§ **YOUR OBJECTIVE**:
Below is a block of records; repeat each one exactly.

§ **THE RECORDS**:
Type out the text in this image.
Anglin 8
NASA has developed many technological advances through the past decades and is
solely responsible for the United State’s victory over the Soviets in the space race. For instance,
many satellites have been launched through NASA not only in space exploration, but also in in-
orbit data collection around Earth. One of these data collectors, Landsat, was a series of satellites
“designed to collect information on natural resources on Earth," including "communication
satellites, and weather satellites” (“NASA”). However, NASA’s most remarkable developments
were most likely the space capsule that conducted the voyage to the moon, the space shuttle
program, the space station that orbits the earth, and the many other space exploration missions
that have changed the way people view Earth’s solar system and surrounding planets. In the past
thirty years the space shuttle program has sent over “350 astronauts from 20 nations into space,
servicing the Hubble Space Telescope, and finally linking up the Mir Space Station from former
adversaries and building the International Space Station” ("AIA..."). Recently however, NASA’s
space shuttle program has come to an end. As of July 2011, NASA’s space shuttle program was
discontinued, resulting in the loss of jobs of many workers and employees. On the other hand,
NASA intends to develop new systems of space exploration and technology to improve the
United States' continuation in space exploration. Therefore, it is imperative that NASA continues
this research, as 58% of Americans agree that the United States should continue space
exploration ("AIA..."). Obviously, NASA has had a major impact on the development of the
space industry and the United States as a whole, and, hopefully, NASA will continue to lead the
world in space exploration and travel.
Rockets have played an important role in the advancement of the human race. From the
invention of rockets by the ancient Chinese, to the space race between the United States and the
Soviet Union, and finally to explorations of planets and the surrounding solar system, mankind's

§ **WRITTEN SOLUTION**:
Type out the text in this image.
Anglin 8
NASA has developed many technological advances through the past decades and is
solely responsible for the United State’s victory over the Soviets in the space race. For instance,
many satellites have been launched through NASA not only in space exploration, but also in in-
orbit data collection around Earth. One of these data collectors, Landsat, was a series of satellites
“designed to collect information on natural resources on Earth," including "communication
satellites, and weather satellites” (“NASA”). However, NASA’s most remarkable developments
were most likely the space capsule that conducted the voyage to the moon, the space shuttle
program, the space station that orbits the earth, and the many other space exploration missions
that have changed the way people view Earth’s solar system and surrounding planets. In the past
thirty years the space shuttle program has sent over “350 astronauts from 20 nations into space,
servicing the Hubble Space Telescope, and finally linking up the Mir Space Station from former
adversaries and building the International Space Station” ("AIA..."). Recently however, NASA’s
space shuttle program has come to an end. As of July 2011, NASA’s space shuttle program was
discontinued, resulting in the loss of jobs of many workers and employees. On the other hand,
NASA intends to develop new systems of space exploration and technology to improve the
United States' continuation in space exploration. Therefore, it is imperative that NASA continues
this research, as 58% of Americans agree that the United States should continue space
exploration ("AIA..."). Obviously, NASA has had a major impact on the development of the
space industry and the United States as a whole, and, hopefully, NASA will continue to lead the
world in space exploration and travel.
Rockets have played an important role in the advancement of the human race. From the
invention of rockets by the ancient Chinese, to the space race between the United States and the
Soviet Union, and finally to explorations of planets and the surrounding solar system, mankind's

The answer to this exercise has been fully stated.